== DATA IN THIS EXERCISE

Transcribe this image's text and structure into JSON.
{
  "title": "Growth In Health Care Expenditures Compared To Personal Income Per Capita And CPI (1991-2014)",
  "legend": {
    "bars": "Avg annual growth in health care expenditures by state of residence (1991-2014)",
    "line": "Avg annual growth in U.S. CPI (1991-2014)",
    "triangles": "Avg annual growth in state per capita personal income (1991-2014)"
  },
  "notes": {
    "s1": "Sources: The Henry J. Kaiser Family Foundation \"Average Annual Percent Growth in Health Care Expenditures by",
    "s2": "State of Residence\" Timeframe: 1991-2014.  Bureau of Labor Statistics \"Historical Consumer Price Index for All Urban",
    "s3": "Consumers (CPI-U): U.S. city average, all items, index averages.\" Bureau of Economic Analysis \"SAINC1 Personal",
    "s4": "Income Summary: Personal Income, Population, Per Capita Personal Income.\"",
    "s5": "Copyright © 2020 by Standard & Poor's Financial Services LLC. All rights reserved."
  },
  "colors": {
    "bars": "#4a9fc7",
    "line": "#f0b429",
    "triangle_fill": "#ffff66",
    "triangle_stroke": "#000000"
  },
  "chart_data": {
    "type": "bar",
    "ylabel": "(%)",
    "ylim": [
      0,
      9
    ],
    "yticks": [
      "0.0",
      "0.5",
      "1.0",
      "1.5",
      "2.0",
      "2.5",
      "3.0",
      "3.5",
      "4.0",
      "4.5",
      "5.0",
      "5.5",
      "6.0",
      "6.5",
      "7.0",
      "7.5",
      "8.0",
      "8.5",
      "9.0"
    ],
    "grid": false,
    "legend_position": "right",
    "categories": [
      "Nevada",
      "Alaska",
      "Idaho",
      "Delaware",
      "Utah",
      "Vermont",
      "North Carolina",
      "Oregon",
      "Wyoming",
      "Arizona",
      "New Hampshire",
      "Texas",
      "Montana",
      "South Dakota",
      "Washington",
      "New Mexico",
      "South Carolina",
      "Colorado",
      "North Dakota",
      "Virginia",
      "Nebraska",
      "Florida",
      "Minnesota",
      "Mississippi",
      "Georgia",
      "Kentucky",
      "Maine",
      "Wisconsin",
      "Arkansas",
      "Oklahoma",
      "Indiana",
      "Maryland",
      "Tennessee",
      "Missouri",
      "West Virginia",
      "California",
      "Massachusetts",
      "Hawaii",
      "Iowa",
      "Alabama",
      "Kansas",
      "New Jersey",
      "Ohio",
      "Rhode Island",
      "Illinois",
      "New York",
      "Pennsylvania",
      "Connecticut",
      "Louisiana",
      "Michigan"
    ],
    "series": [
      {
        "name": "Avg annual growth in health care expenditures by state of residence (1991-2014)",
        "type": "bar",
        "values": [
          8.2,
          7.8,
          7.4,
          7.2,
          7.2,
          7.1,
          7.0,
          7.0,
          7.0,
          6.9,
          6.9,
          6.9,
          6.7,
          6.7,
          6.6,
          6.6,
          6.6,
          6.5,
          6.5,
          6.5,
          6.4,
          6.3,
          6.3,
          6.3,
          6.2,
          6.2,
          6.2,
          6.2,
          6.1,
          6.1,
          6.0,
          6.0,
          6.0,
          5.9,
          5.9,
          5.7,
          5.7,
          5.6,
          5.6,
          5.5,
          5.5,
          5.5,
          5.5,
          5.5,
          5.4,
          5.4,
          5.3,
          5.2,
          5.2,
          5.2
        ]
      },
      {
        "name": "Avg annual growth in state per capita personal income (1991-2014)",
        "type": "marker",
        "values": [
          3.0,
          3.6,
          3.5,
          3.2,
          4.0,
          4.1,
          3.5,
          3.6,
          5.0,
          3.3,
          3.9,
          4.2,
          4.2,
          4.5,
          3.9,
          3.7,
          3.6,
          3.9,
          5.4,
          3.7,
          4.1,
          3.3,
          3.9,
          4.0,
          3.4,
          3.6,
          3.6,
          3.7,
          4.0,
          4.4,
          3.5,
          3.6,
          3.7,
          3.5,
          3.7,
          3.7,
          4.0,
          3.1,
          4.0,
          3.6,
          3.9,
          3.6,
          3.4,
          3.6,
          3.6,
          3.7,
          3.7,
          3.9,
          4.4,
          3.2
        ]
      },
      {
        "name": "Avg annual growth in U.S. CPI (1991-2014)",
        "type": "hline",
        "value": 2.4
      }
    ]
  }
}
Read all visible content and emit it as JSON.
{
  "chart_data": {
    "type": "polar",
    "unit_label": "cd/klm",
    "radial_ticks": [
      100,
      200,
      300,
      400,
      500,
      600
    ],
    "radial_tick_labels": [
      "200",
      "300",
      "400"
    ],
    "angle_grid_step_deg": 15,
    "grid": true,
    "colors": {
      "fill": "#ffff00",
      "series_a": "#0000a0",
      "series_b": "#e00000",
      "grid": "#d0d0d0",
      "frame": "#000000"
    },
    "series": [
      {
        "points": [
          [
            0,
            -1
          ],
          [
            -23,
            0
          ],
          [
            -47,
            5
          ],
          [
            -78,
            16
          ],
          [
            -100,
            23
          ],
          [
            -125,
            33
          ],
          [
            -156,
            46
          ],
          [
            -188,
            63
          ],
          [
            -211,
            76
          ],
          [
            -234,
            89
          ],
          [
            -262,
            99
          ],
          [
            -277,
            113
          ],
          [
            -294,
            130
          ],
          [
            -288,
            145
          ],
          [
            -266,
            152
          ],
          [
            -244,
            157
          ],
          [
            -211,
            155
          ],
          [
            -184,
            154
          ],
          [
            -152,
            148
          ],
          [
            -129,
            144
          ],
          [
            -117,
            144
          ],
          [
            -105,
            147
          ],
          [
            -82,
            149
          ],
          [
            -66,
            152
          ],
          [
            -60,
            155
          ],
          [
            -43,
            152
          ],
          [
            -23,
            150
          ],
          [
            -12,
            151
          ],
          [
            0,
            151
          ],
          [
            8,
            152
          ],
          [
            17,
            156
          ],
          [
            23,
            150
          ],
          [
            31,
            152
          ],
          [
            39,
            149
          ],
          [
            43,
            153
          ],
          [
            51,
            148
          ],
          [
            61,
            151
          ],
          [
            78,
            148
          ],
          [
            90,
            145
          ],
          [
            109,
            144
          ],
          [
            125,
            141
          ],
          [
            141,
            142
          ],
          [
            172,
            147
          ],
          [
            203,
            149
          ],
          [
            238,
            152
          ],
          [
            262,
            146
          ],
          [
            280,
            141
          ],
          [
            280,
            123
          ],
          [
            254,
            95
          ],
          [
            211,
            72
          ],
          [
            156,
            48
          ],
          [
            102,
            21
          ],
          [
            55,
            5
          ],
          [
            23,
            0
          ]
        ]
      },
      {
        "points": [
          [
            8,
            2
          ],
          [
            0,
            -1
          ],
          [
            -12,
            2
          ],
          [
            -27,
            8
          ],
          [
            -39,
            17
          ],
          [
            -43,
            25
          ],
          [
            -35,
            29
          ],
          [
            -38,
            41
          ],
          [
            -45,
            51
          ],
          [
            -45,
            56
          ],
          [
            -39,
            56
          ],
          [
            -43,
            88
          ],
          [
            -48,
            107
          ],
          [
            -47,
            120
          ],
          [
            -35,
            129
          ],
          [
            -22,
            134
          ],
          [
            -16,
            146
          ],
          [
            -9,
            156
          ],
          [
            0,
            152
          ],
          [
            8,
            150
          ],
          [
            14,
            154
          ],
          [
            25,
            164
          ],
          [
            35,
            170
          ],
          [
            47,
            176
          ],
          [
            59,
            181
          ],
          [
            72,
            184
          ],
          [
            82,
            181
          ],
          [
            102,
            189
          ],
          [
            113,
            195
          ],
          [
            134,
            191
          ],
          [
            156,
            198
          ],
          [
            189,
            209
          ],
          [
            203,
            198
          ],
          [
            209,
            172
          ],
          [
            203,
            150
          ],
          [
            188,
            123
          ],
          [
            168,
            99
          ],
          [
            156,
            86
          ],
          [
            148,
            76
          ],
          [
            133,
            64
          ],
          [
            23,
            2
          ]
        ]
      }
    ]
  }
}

====

> [INSTRUCTIONS TO FOLLOW]:
List all lines holding the string "name".

> [EXERCISE RESULT]:
        "name": "Avg annual growth in health care expenditures by state of residence (1991-2014)",
        "name": "Avg annual growth in state per capita personal income (1991-2014)",
        "name": "Avg annual growth in U.S. CPI (1991-2014)",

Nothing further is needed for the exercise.